[The request]: Without the pictures, reproduce the records that follow exactly.

[Source material]:

□ □ □

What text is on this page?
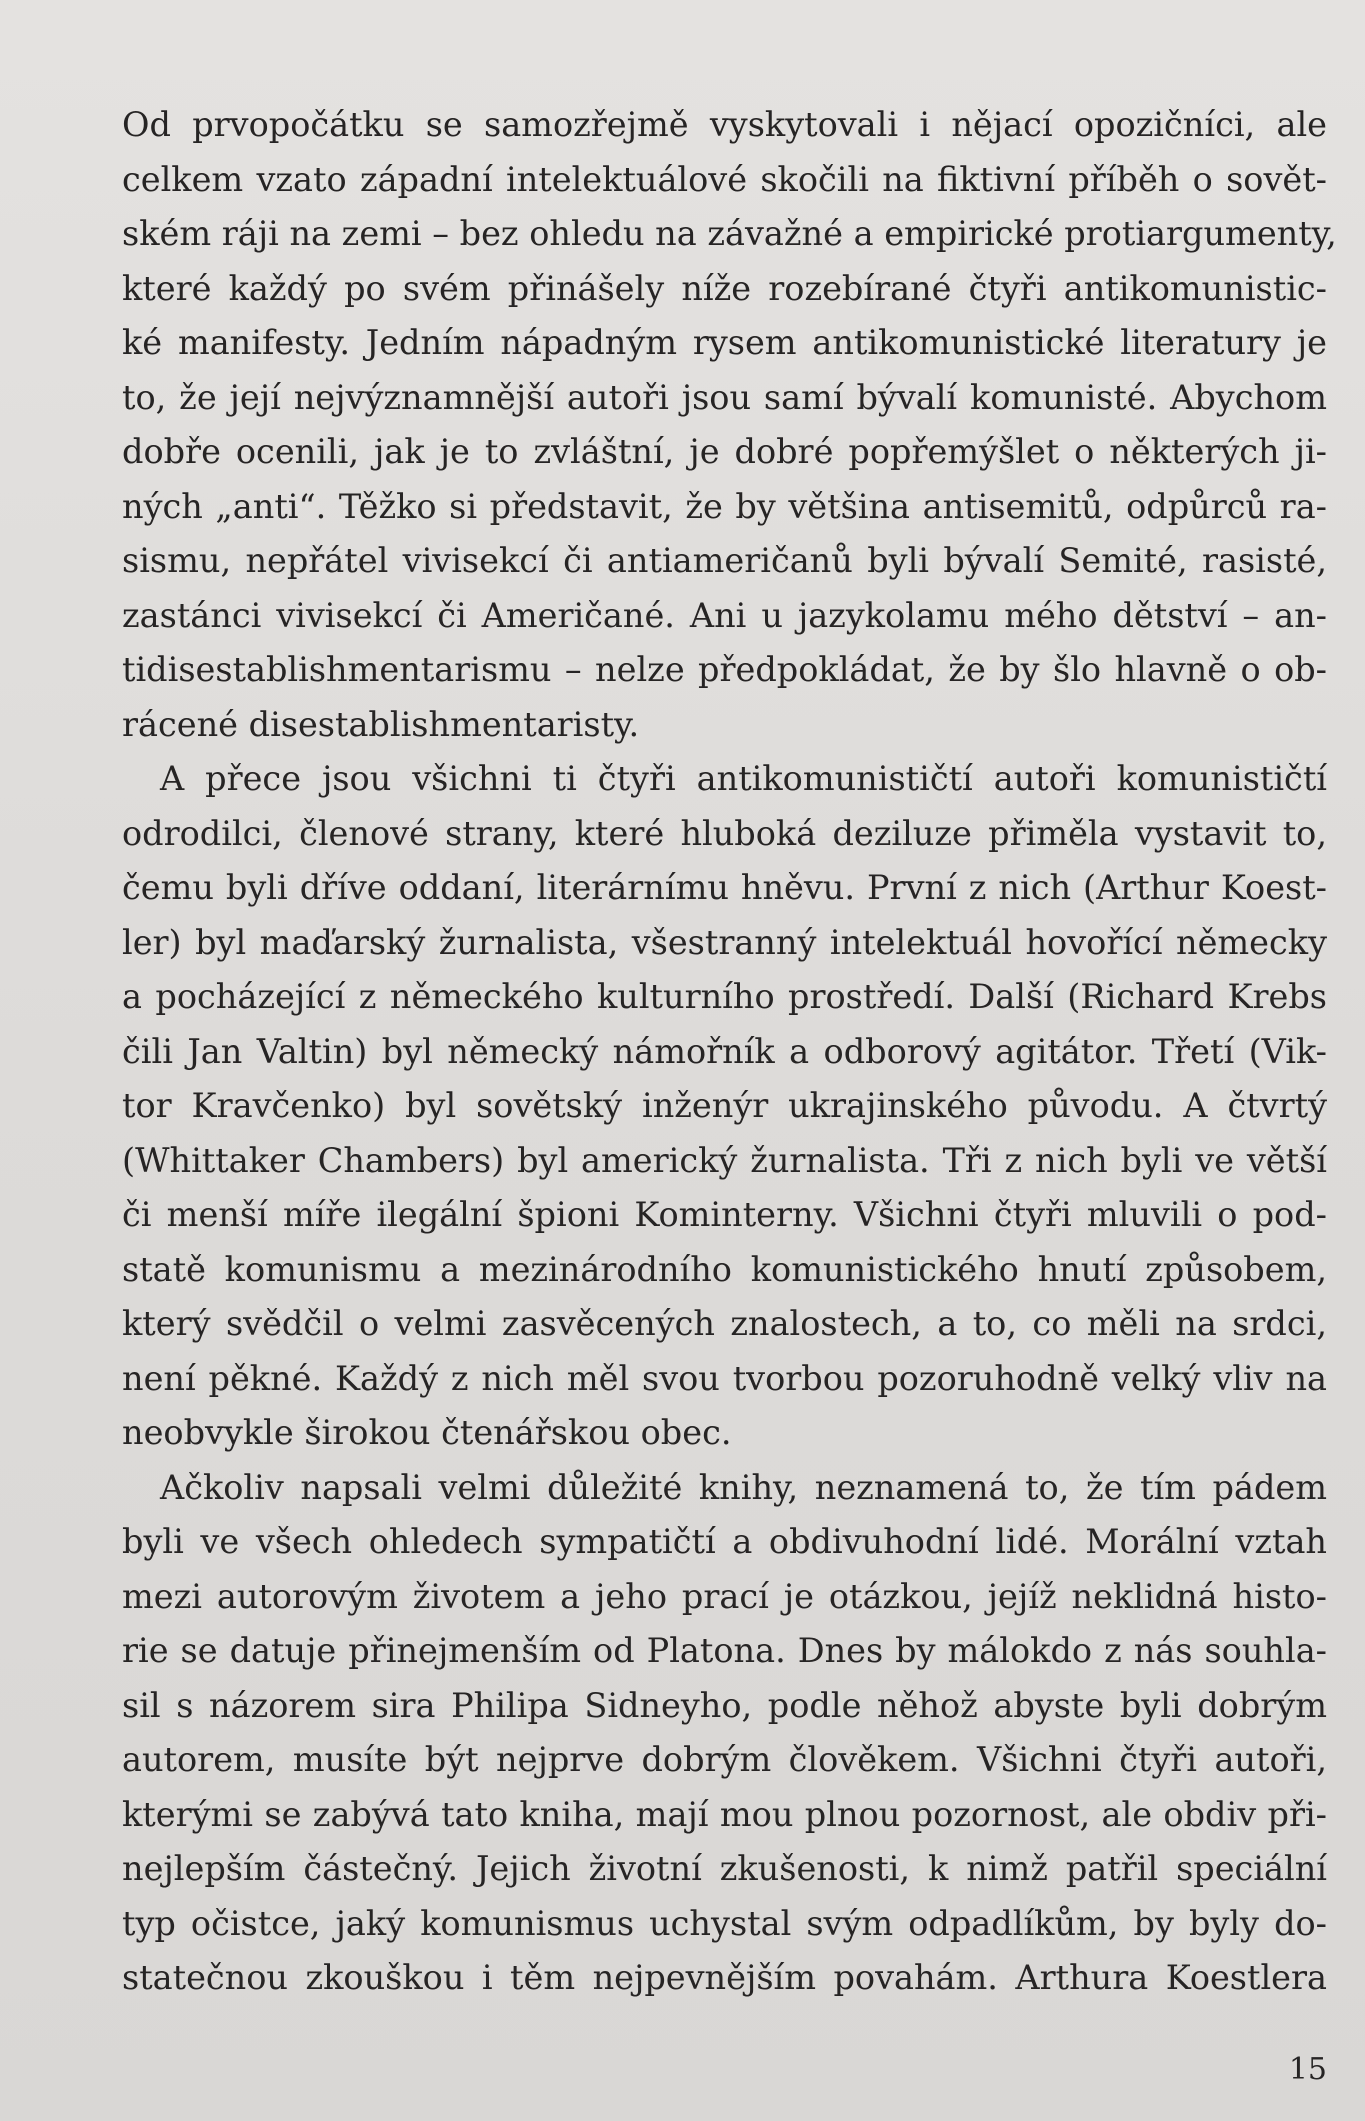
Od prvopočátku se samozřejmě vyskytovali i nějací opozičníci, ale
celkem vzato západní intelektuálové skočili na fiktivní příběh o sovět-
ském ráji na zemi – bez ohledu na závažné a empirické protiargumenty,
které každý po svém přinášely níže rozebírané čtyři antikomunistic-
ké manifesty. Jedním nápadným rysem antikomunistické literatury je
to, že její nejvýznamnější autoři jsou samí bývalí komunisté. Abychom
dobře ocenili, jak je to zvláštní, je dobré popřemýšlet o některých ji-
ných „anti“. Těžko si představit, že by většina antisemitů, odpůrců ra-
sismu, nepřátel vivisekcí či antiameričanů byli bývalí Semité, rasisté,
zastánci vivisekcí či Američané. Ani u jazykolamu mého dětství – an-
tidisestablishmentarismu – nelze předpokládat, že by šlo hlavně o ob-
rácené disestablishmentaristy.
A přece jsou všichni ti čtyři antikomunističtí autoři komunističtí
odrodilci, členové strany, které hluboká deziluze přiměla vystavit to,
čemu byli dříve oddaní, literárnímu hněvu. První z nich (Arthur Koest-
ler) byl maďarský žurnalista, všestranný intelektuál hovořící německy
a pocházející z německého kulturního prostředí. Další (Richard Krebs
čili Jan Valtin) byl německý námořník a odborový agitátor. Třetí (Vik-
tor Kravčenko) byl sovětský inženýr ukrajinského původu. A čtvrtý
(Whittaker Chambers) byl americký žurnalista. Tři z nich byli ve větší
či menší míře ilegální špioni Kominterny. Všichni čtyři mluvili o pod-
statě komunismu a mezinárodního komunistického hnutí způsobem,
který svědčil o velmi zasvěcených znalostech, a to, co měli na srdci,
není pěkné. Každý z nich měl svou tvorbou pozoruhodně velký vliv na
neobvykle širokou čtenářskou obec.
Ačkoliv napsali velmi důležité knihy, neznamená to, že tím pádem
byli ve všech ohledech sympatičtí a obdivuhodní lidé. Morální vztah
mezi autorovým životem a jeho prací je otázkou, jejíž neklidná histo-
rie se datuje přinejmenším od Platona. Dnes by málokdo z nás souhla-
sil s názorem sira Philipa Sidneyho, podle něhož abyste byli dobrým
autorem, musíte být nejprve dobrým člověkem. Všichni čtyři autoři,
kterými se zabývá tato kniha, mají mou plnou pozornost, ale obdiv při-
nejlepším částečný. Jejich životní zkušenosti, k nimž patřil speciální
typ očistce, jaký komunismus uchystal svým odpadlíkům, by byly do-
statečnou zkouškou i těm nejpevnějším povahám. Arthura Koestlera
15
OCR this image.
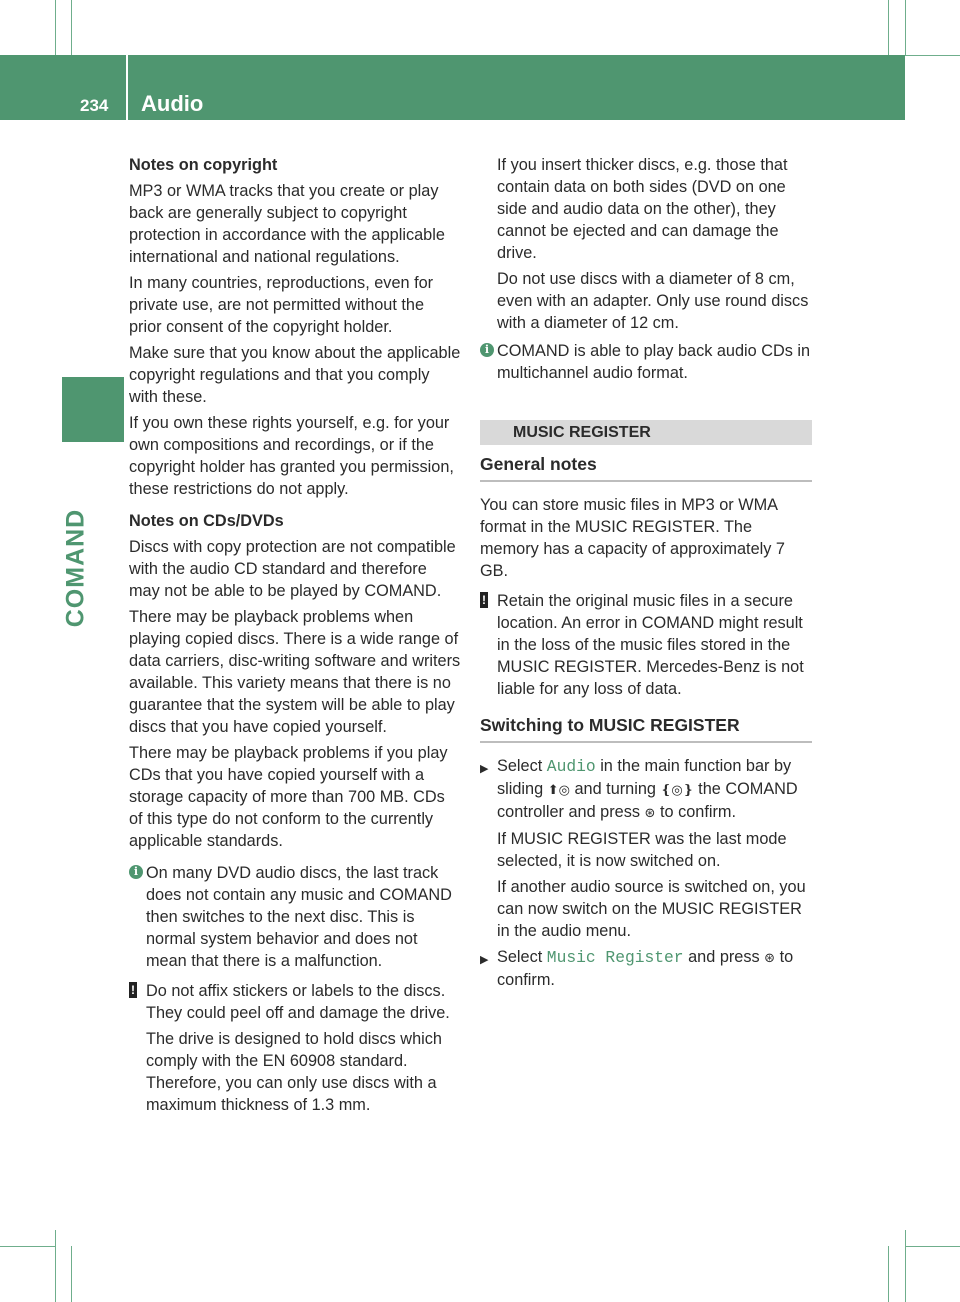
234 Audio
COMAND
Notes on copyright

MP3 or WMA tracks that you create or play back are generally subject to copyright protection in accordance with the applicable international and national regulations.

In many countries, reproductions, even for private use, are not permitted without the prior consent of the copyright holder.

Make sure that you know about the applicable copyright regulations and that you comply with these.

If you own these rights yourself, e.g. for your own compositions and recordings, or if the copyright holder has granted you permission, these restrictions do not apply.

Notes on CDs/DVDs

Discs with copy protection are not compatible with the audio CD standard and therefore may not be able to be played by COMAND.

There may be playback problems when playing copied discs. There is a wide range of data carriers, disc-writing software and writers available. This variety means that there is no guarantee that the system will be able to play discs that you have copied yourself.

There may be playback problems if you play CDs that you have copied yourself with a storage capacity of more than 700 MB. CDs of this type do not conform to the currently applicable standards.

i On many DVD audio discs, the last track does not contain any music and COMAND then switches to the next disc. This is normal system behavior and does not mean that there is a malfunction.

! Do not affix stickers or labels to the discs. They could peel off and damage the drive.

The drive is designed to hold discs which comply with the EN 60908 standard. Therefore, you can only use discs with a maximum thickness of 1.3 mm.

If you insert thicker discs, e.g. those that contain data on both sides (DVD on one side and audio data on the other), they cannot be ejected and can damage the drive.

Do not use discs with a diameter of 8 cm, even with an adapter. Only use round discs with a diameter of 12 cm.

i COMAND is able to play back audio CDs in multichannel audio format.

MUSIC REGISTER
General notes

You can store music files in MP3 or WMA format in the MUSIC REGISTER. The memory has a capacity of approximately 7 GB.

! Retain the original music files in a secure location. An error in COMAND might result in the loss of the music files stored in the MUSIC REGISTER. Mercedes-Benz is not liable for any loss of data.

Switching to MUSIC REGISTER
▶ Select Audio in the main function bar by sliding ⬆◎ and turning ❴◎❵ the COMAND controller and press ⊛ to confirm.

If MUSIC REGISTER was the last mode selected, it is now switched on.

If another audio source is switched on, you can now switch on the MUSIC REGISTER in the audio menu.

▶ Select Music Register and press ⊛ to confirm.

□ □ □

[Answer below]:
What text is on this page?
Od prvopočátku se samozřejmě vyskytovali i nějací opozičníci, ale
celkem vzato západní intelektuálové skočili na fiktivní příběh o sovět-
ském ráji na zemi – bez ohledu na závažné a empirické protiargumenty,
které každý po svém přinášely níže rozebírané čtyři antikomunistic-
ké manifesty. Jedním nápadným rysem antikomunistické literatury je
to, že její nejvýznamnější autoři jsou samí bývalí komunisté. Abychom
dobře ocenili, jak je to zvláštní, je dobré popřemýšlet o některých ji-
ných „anti“. Těžko si představit, že by většina antisemitů, odpůrců ra-
sismu, nepřátel vivisekcí či antiameričanů byli bývalí Semité, rasisté,
zastánci vivisekcí či Američané. Ani u jazykolamu mého dětství – an-
tidisestablishmentarismu – nelze předpokládat, že by šlo hlavně o ob-
rácené disestablishmentaristy.
A přece jsou všichni ti čtyři antikomunističtí autoři komunističtí
odrodilci, členové strany, které hluboká deziluze přiměla vystavit to,
čemu byli dříve oddaní, literárnímu hněvu. První z nich (Arthur Koest-
ler) byl maďarský žurnalista, všestranný intelektuál hovořící německy
a pocházející z německého kulturního prostředí. Další (Richard Krebs
čili Jan Valtin) byl německý námořník a odborový agitátor. Třetí (Vik-
tor Kravčenko) byl sovětský inženýr ukrajinského původu. A čtvrtý
(Whittaker Chambers) byl americký žurnalista. Tři z nich byli ve větší
či menší míře ilegální špioni Kominterny. Všichni čtyři mluvili o pod-
statě komunismu a mezinárodního komunistického hnutí způsobem,
který svědčil o velmi zasvěcených znalostech, a to, co měli na srdci,
není pěkné. Každý z nich měl svou tvorbou pozoruhodně velký vliv na
neobvykle širokou čtenářskou obec.
Ačkoliv napsali velmi důležité knihy, neznamená to, že tím pádem
byli ve všech ohledech sympatičtí a obdivuhodní lidé. Morální vztah
mezi autorovým životem a jeho prací je otázkou, jejíž neklidná histo-
rie se datuje přinejmenším od Platona. Dnes by málokdo z nás souhla-
sil s názorem sira Philipa Sidneyho, podle něhož abyste byli dobrým
autorem, musíte být nejprve dobrým člověkem. Všichni čtyři autoři,
kterými se zabývá tato kniha, mají mou plnou pozornost, ale obdiv při-
nejlepším částečný. Jejich životní zkušenosti, k nimž patřil speciální
typ očistce, jaký komunismus uchystal svým odpadlíkům, by byly do-
statečnou zkouškou i těm nejpevnějším povahám. Arthura Koestlera
15
OCR this image.
234 Audio
COMAND
Notes on copyright

MP3 or WMA tracks that you create or play back are generally subject to copyright protection in accordance with the applicable international and national regulations.

In many countries, reproductions, even for private use, are not permitted without the prior consent of the copyright holder.

Make sure that you know about the applicable copyright regulations and that you comply with these.

If you own these rights yourself, e.g. for your own compositions and recordings, or if the copyright holder has granted you permission, these restrictions do not apply.

Notes on CDs/DVDs

Discs with copy protection are not compatible with the audio CD standard and therefore may not be able to be played by COMAND.

There may be playback problems when playing copied discs. There is a wide range of data carriers, disc-writing software and writers available. This variety means that there is no guarantee that the system will be able to play discs that you have copied yourself.

There may be playback problems if you play CDs that you have copied yourself with a storage capacity of more than 700 MB. CDs of this type do not conform to the currently applicable standards.

i On many DVD audio discs, the last track does not contain any music and COMAND then switches to the next disc. This is normal system behavior and does not mean that there is a malfunction.

! Do not affix stickers or labels to the discs. They could peel off and damage the drive.

The drive is designed to hold discs which comply with the EN 60908 standard. Therefore, you can only use discs with a maximum thickness of 1.3 mm.

If you insert thicker discs, e.g. those that contain data on both sides (DVD on one side and audio data on the other), they cannot be ejected and can damage the drive.

Do not use discs with a diameter of 8 cm, even with an adapter. Only use round discs with a diameter of 12 cm.

i COMAND is able to play back audio CDs in multichannel audio format.

MUSIC REGISTER
General notes

You can store music files in MP3 or WMA format in the MUSIC REGISTER. The memory has a capacity of approximately 7 GB.

! Retain the original music files in a secure location. An error in COMAND might result in the loss of the music files stored in the MUSIC REGISTER. Mercedes-Benz is not liable for any loss of data.

Switching to MUSIC REGISTER
▶ Select Audio in the main function bar by sliding ⬆◎ and turning ❴◎❵ the COMAND controller and press ⊛ to confirm.

If MUSIC REGISTER was the last mode selected, it is now switched on.

If another audio source is switched on, you can now switch on the MUSIC REGISTER in the audio menu.

▶ Select Music Register and press ⊛ to confirm.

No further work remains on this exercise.